Requirement
Give the number of lines that contain the string "object", please, and nothing else.

Task data
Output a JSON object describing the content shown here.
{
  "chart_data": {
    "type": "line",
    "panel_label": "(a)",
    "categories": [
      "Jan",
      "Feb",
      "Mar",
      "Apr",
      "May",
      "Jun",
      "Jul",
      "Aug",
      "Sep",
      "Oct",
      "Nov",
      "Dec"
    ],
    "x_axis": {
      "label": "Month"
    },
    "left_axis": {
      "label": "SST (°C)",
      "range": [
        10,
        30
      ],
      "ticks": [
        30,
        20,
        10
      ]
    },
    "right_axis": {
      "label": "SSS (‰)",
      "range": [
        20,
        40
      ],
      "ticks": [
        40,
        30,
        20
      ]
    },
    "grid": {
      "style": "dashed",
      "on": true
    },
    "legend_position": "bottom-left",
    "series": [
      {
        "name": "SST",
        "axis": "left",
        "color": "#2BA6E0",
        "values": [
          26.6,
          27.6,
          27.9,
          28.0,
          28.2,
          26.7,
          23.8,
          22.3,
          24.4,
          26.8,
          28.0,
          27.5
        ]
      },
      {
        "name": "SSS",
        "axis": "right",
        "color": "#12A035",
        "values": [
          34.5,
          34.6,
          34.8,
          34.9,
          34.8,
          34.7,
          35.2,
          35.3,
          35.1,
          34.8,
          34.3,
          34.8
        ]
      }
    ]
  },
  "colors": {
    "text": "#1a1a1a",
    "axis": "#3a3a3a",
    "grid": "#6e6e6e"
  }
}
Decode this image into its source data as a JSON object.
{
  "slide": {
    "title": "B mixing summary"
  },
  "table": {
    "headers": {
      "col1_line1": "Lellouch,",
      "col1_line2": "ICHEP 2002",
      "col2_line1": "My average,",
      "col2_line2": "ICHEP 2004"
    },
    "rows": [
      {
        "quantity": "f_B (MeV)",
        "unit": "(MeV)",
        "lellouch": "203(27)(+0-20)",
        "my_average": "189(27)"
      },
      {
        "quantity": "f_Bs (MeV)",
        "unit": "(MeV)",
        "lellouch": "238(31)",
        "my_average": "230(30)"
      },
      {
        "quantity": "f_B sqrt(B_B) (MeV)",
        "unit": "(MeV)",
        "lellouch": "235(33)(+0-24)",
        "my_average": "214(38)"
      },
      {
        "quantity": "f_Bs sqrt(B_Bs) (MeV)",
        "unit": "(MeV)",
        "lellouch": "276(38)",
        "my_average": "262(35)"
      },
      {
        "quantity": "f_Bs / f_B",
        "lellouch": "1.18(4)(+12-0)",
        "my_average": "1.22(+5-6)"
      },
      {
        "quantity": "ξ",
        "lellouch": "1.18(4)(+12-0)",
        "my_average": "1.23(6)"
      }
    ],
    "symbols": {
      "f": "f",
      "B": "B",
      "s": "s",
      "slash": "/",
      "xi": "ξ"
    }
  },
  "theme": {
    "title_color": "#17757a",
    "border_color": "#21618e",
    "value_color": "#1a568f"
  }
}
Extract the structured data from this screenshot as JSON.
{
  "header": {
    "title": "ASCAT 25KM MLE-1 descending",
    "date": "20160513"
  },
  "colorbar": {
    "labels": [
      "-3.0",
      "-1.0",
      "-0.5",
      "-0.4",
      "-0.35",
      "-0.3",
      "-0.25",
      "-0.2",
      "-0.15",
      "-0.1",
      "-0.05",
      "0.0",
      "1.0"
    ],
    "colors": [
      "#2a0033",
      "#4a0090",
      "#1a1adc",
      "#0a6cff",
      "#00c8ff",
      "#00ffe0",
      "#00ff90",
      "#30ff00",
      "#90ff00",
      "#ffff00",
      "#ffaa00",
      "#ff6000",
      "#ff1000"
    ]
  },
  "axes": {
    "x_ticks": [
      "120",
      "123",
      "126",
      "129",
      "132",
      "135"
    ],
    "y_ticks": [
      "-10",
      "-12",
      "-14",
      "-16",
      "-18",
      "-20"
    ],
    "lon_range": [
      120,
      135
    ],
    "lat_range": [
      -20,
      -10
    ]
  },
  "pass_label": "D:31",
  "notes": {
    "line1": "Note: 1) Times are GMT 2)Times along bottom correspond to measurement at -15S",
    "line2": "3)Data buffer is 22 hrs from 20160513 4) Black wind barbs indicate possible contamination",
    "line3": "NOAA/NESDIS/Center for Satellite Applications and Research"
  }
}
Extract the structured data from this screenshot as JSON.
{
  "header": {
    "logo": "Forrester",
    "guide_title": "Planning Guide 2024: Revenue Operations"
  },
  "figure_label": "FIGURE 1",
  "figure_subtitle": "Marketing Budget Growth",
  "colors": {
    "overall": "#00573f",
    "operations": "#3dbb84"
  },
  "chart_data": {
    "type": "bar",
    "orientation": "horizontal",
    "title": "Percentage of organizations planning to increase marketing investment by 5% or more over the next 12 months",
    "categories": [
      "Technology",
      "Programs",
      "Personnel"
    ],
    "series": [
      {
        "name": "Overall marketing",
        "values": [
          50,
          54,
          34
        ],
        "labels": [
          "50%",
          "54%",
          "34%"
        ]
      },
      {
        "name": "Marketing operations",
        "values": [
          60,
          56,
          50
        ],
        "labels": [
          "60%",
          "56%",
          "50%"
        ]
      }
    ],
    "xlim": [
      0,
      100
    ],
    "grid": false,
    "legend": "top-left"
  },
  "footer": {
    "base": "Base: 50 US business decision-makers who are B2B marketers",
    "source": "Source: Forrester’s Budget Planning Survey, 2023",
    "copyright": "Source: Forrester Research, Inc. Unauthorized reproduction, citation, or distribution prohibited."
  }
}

Output for this exercise
2